◆ TO DO: Please return every line of the records that contains the word "lojaonline".

________

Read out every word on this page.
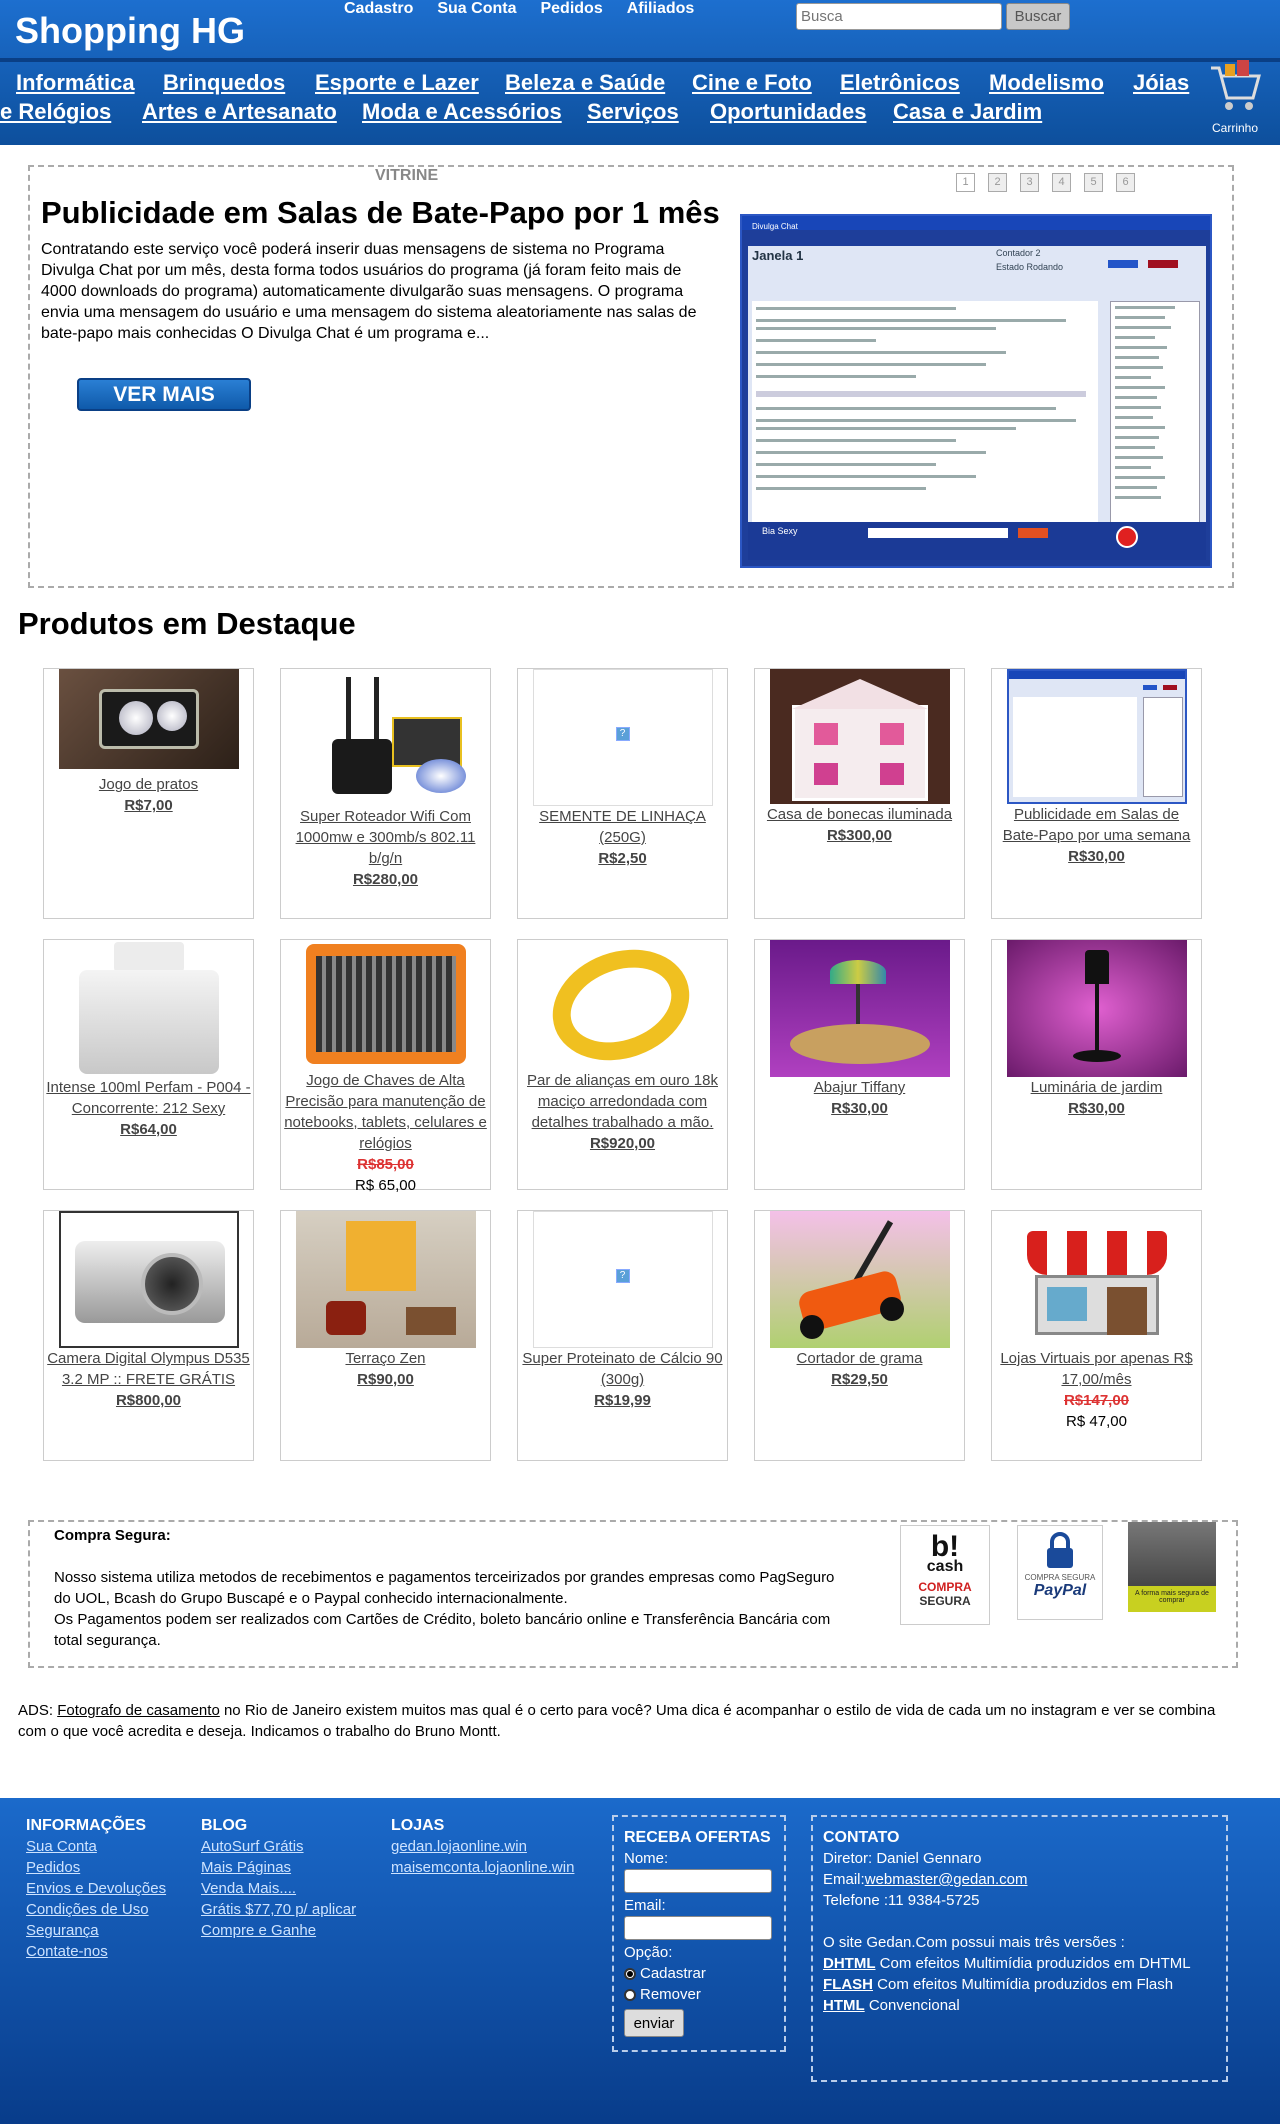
Shopping HG
Cadastro Sua Conta Pedidos Afiliados
Busca	Buscar
Informática Brinquedos Esporte e Lazer Beleza e Saúde Cine e Foto Eletrônicos Modelismo Jóias
e Relógios Artes e Artesanato Moda e Acessórios Serviços Oportunidades Casa e Jardim
Carrinho
VITRINE
Publicidade em Salas de Bate-Papo por 1 mês
Contratando este serviço você poderá inserir duas mensagens de sistema no Programa Divulga Chat por um mês, desta forma todos usuários do programa (já foram feito mais de 4000 downloads do programa) automaticamente divulgarão suas mensagens. O programa envia uma mensagem do usuário e uma mensagem do sistema aleatoriamente nas salas de bate-papo mais conhecidas O Divulga Chat é um programa e...
VER MAIS
1	2	3	4	5	6
Divulga Chat
Janela 1	Contador 2
Estado Rodando
Bia Sexy
Produtos em Destaque
Jogo de pratos
R$7,00
Super Roteador Wifi Com 1000mw e 300mb/s 802.11 b/g/n
R$280,00
?
SEMENTE DE LINHAÇA (250G)
R$2,50
Casa de bonecas iluminada
R$300,00
Publicidade em Salas de Bate-Papo por uma semana
R$30,00
Intense 100ml Perfam - P004 - Concorrente: 212 Sexy
R$64,00
Jogo de Chaves de Alta Precisão para manutenção de notebooks, tablets, celulares e relógios
R$85,00
R$ 65,00
Par de alianças em ouro 18k maciço arredondada com detalhes trabalhado a mão.
R$920,00
Abajur Tiffany
R$30,00
Luminária de jardim
R$30,00
Camera Digital Olympus D535 3.2 MP :: FRETE GRÁTIS
R$800,00
Terraço Zen
R$90,00
?
Super Proteinato de Cálcio 90 (300g)
R$19,99
Cortador de grama
R$29,50
Lojas Virtuais por apenas R$ 17,00/mês
R$147,00
R$ 47,00
Compra Segura:
Nosso sistema utiliza metodos de recebimentos e pagamentos terceirizados por grandes empresas como PagSeguro do UOL, Bcash do Grupo Buscapé e o Paypal conhecido internacionalmente.
Os Pagamentos podem ser realizados com Cartões de Crédito, boleto bancário online e Transferência Bancária com total segurança.
b!
cash
COMPRA
SEGURA
COMPRA SEGURA
PayPal	A forma mais segura de comprar
ADS: Fotografo de casamento no Rio de Janeiro existem muitos mas qual é o certo para você? Uma dica é acompanhar o estilo de vida de cada um no instagram e ver se combina com o que você acredita e deseja. Indicamos o trabalho do Bruno Montt.
INFORMAÇÕES
Sua Conta
Pedidos
Envios e Devoluções
Condições de Uso
Segurança
Contate-nos
BLOG
AutoSurf Grátis
Mais Páginas
Venda Mais....
Grátis $77,70 p/ aplicar
Compre e Ganhe
LOJAS
gedan.lojaonline.win
maisemconta.lojaonline.win
RECEBA OFERTAS
Nome:
Email:
Opção:
Cadastrar
Remover
enviar
CONTATO
Diretor: Daniel Gennaro
Email:webmaster@gedan.com
Telefone :11 9384-5725
O site Gedan.Com possui mais três versões :
DHTML Com efeitos Multimídia produzidos em DHTML
FLASH Com efeitos Multimídia produzidos em Flash
HTML Convencional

________

◆ ANSWER TO THE PROBLEM:
gedan.lojaonline.win
maisemconta.lojaonline.win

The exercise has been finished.